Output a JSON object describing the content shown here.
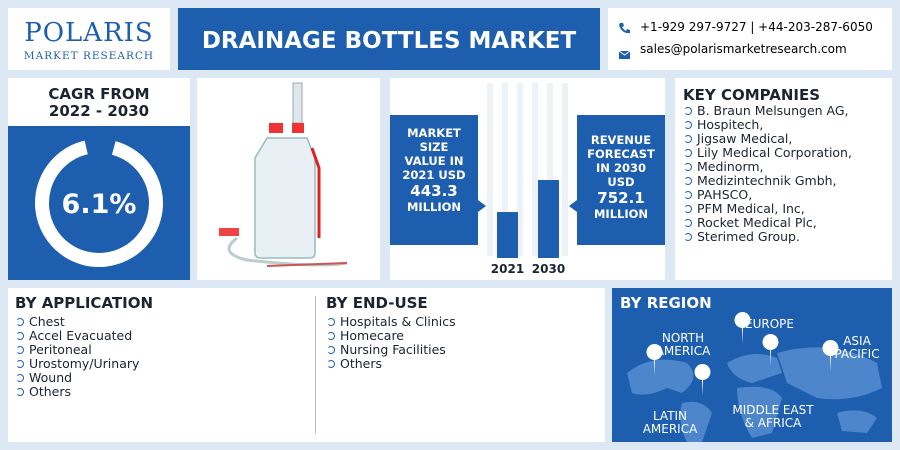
{
  "header": {
    "logo": "POLARIS",
    "logo_sub": "MARKET RESEARCH",
    "title": "DRAINAGE BOTTLES MARKET",
    "phone": "+1-929 297-9727 | +44-203-287-6050",
    "email": "sales@polarismarketresearch.com"
  },
  "cagr": {
    "label": "CAGR FROM 2022 - 2030",
    "value": "6.1%"
  },
  "market_size": {
    "label": "MARKET SIZE VALUE IN 2021 USD",
    "value": 443.3,
    "unit": "MILLION",
    "year": "2021"
  },
  "revenue_forecast": {
    "label": "REVENUE FORECAST IN 2030 USD",
    "value": 752.1,
    "unit": "MILLION",
    "year": "2030"
  },
  "key_companies": {
    "title": "KEY COMPANIES",
    "items": [
      "B. Braun Melsungen AG,",
      "Hospitech,",
      "Jigsaw Medical,",
      "Lily Medical Corporation,",
      "Medinorm,",
      "Medizintechnik Gmbh,",
      "PAHSCO,",
      "PFM Medical, Inc,",
      "Rocket Medical Plc,",
      "Sterimed Group."
    ]
  },
  "by_application": {
    "title": "BY APPLICATION",
    "items": [
      "Chest",
      "Accel Evacuated",
      "Peritoneal",
      "Urostomy/Urinary",
      "Wound",
      "Others"
    ]
  },
  "by_end_use": {
    "title": "BY END-USE",
    "items": [
      "Hospitals & Clinics",
      "Homecare",
      "Nursing Facilities",
      "Others"
    ]
  },
  "by_region": {
    "title": "BY REGION",
    "regions": [
      "NORTH AMERICA",
      "EUROPE",
      "ASIA PACIFIC",
      "LATIN AMERICA",
      "MIDDLE EAST & AFRICA"
    ]
  }
}
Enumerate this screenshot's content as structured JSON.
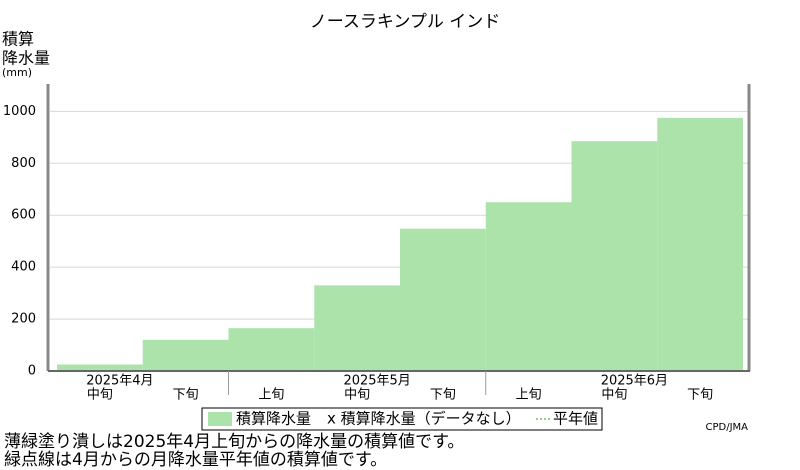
{
  "chart_data": {
    "type": "step-area",
    "title": "ノースラキンプル インド",
    "y_label": [
      "積算",
      "降水量",
      "(mm)"
    ],
    "categories": [
      "中旬",
      "下旬",
      "上旬",
      "中旬",
      "下旬",
      "上旬",
      "中旬",
      "下旬"
    ],
    "month_labels": [
      "2025年4月",
      "2025年5月",
      "2025年6月"
    ],
    "series": [
      {
        "name": "積算降水量",
        "color": "#abe3aa",
        "values": [
          25,
          120,
          165,
          330,
          548,
          650,
          885,
          975
        ]
      }
    ],
    "legend_items": [
      "x 積算降水量（データなし）",
      "平年値"
    ],
    "ylim": [
      0,
      1090
    ],
    "yticks": [
      0,
      200,
      400,
      600,
      800,
      1000
    ],
    "grid": true,
    "credit": "CPD/JMA",
    "notes": [
      "薄緑塗り潰しは2025年4月上旬からの降水量の積算値です。",
      "緑点線は4月からの月降水量平年値の積算値です。"
    ]
  }
}
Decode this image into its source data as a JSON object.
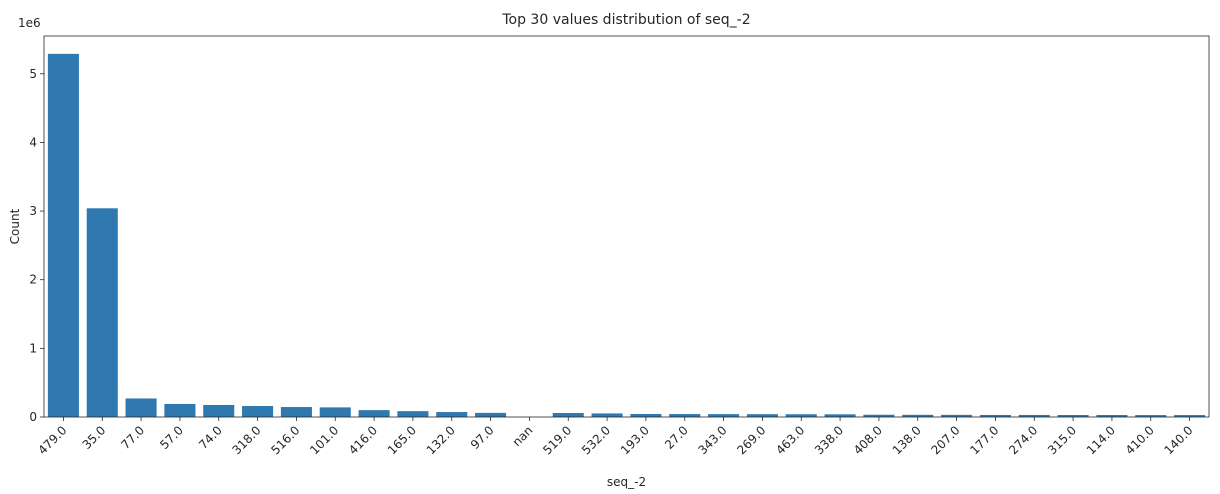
{
  "chart_data": {
    "type": "bar",
    "title": "Top 30 values distribution of seq_-2",
    "xlabel": "seq_-2",
    "ylabel": "Count",
    "y_multiplier_label": "1e6",
    "y_multiplier": 1000000,
    "ylim": [
      0,
      5550000
    ],
    "yticks": [
      0,
      1,
      2,
      3,
      4,
      5
    ],
    "grid": false,
    "bar_color": "#2f79b0",
    "categories": [
      "479.0",
      "35.0",
      "77.0",
      "57.0",
      "74.0",
      "318.0",
      "516.0",
      "101.0",
      "416.0",
      "165.0",
      "132.0",
      "97.0",
      "nan",
      "519.0",
      "532.0",
      "193.0",
      "27.0",
      "343.0",
      "269.0",
      "463.0",
      "338.0",
      "408.0",
      "138.0",
      "207.0",
      "177.0",
      "274.0",
      "315.0",
      "114.0",
      "410.0",
      "140.0"
    ],
    "values": [
      5290000,
      3040000,
      270000,
      190000,
      175000,
      160000,
      145000,
      140000,
      100000,
      85000,
      72000,
      60000,
      0,
      58000,
      52000,
      44000,
      43000,
      42000,
      41000,
      40000,
      39000,
      33000,
      32000,
      31000,
      30000,
      30000,
      29000,
      29000,
      28000,
      28000
    ]
  }
}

- **Exercise prompt**
The lines to collect are those holding the string "this"; copy them all.

- **Written answer**
Enumerate this screenshot's content as structured JSON.
Decode this image into its source data as a JSON object.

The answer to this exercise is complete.